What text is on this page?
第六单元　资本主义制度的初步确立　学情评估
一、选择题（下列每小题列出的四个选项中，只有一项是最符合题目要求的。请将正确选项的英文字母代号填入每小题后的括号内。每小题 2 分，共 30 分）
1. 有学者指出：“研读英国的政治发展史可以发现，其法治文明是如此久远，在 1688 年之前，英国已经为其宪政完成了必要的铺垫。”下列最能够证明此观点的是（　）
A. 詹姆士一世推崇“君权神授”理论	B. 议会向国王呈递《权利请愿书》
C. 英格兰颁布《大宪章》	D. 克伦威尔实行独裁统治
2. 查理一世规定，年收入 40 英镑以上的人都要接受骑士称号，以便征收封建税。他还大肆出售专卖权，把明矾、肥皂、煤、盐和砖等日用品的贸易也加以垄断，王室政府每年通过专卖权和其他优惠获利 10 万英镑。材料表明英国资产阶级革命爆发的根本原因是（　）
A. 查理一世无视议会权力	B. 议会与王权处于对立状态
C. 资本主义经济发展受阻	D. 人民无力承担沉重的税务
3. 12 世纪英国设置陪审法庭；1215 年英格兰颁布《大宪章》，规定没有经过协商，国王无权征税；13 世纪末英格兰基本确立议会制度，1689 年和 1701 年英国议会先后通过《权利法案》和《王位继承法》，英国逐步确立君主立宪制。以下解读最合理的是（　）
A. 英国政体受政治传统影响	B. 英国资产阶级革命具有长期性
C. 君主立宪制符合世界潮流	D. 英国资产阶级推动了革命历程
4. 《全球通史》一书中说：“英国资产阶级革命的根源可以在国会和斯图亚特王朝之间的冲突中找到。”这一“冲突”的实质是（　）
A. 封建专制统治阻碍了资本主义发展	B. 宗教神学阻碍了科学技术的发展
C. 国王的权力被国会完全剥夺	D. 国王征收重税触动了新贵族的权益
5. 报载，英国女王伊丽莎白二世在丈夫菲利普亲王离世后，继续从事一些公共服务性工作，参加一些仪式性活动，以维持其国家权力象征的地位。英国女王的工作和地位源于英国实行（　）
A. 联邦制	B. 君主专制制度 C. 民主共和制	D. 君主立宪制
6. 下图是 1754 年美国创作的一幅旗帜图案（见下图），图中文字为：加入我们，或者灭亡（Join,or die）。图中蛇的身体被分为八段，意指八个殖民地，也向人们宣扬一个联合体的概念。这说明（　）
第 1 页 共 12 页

- - - - - - -

AIM OF THE EXERCISE: Provide an exact reproduction of all the entries shown above.

SOLUTION:
What text is on this page?
第六单元　资本主义制度的初步确立　学情评估
一、选择题（下列每小题列出的四个选项中，只有一项是最符合题目要求的。请将正确选项的英文字母代号填入每小题后的括号内。每小题 2 分，共 30 分）
1. 有学者指出：“研读英国的政治发展史可以发现，其法治文明是如此久远，在 1688 年之前，英国已经为其宪政完成了必要的铺垫。”下列最能够证明此观点的是（　）
A. 詹姆士一世推崇“君权神授”理论	B. 议会向国王呈递《权利请愿书》
C. 英格兰颁布《大宪章》	D. 克伦威尔实行独裁统治
2. 查理一世规定，年收入 40 英镑以上的人都要接受骑士称号，以便征收封建税。他还大肆出售专卖权，把明矾、肥皂、煤、盐和砖等日用品的贸易也加以垄断，王室政府每年通过专卖权和其他优惠获利 10 万英镑。材料表明英国资产阶级革命爆发的根本原因是（　）
A. 查理一世无视议会权力	B. 议会与王权处于对立状态
C. 资本主义经济发展受阻	D. 人民无力承担沉重的税务
3. 12 世纪英国设置陪审法庭；1215 年英格兰颁布《大宪章》，规定没有经过协商，国王无权征税；13 世纪末英格兰基本确立议会制度，1689 年和 1701 年英国议会先后通过《权利法案》和《王位继承法》，英国逐步确立君主立宪制。以下解读最合理的是（　）
A. 英国政体受政治传统影响	B. 英国资产阶级革命具有长期性
C. 君主立宪制符合世界潮流	D. 英国资产阶级推动了革命历程
4. 《全球通史》一书中说：“英国资产阶级革命的根源可以在国会和斯图亚特王朝之间的冲突中找到。”这一“冲突”的实质是（　）
A. 封建专制统治阻碍了资本主义发展	B. 宗教神学阻碍了科学技术的发展
C. 国王的权力被国会完全剥夺	D. 国王征收重税触动了新贵族的权益
5. 报载，英国女王伊丽莎白二世在丈夫菲利普亲王离世后，继续从事一些公共服务性工作，参加一些仪式性活动，以维持其国家权力象征的地位。英国女王的工作和地位源于英国实行（　）
A. 联邦制	B. 君主专制制度 C. 民主共和制	D. 君主立宪制
6. 下图是 1754 年美国创作的一幅旗帜图案（见下图），图中文字为：加入我们，或者灭亡（Join,or die）。图中蛇的身体被分为八段，意指八个殖民地，也向人们宣扬一个联合体的概念。这说明（　）
第 1 页 共 12 页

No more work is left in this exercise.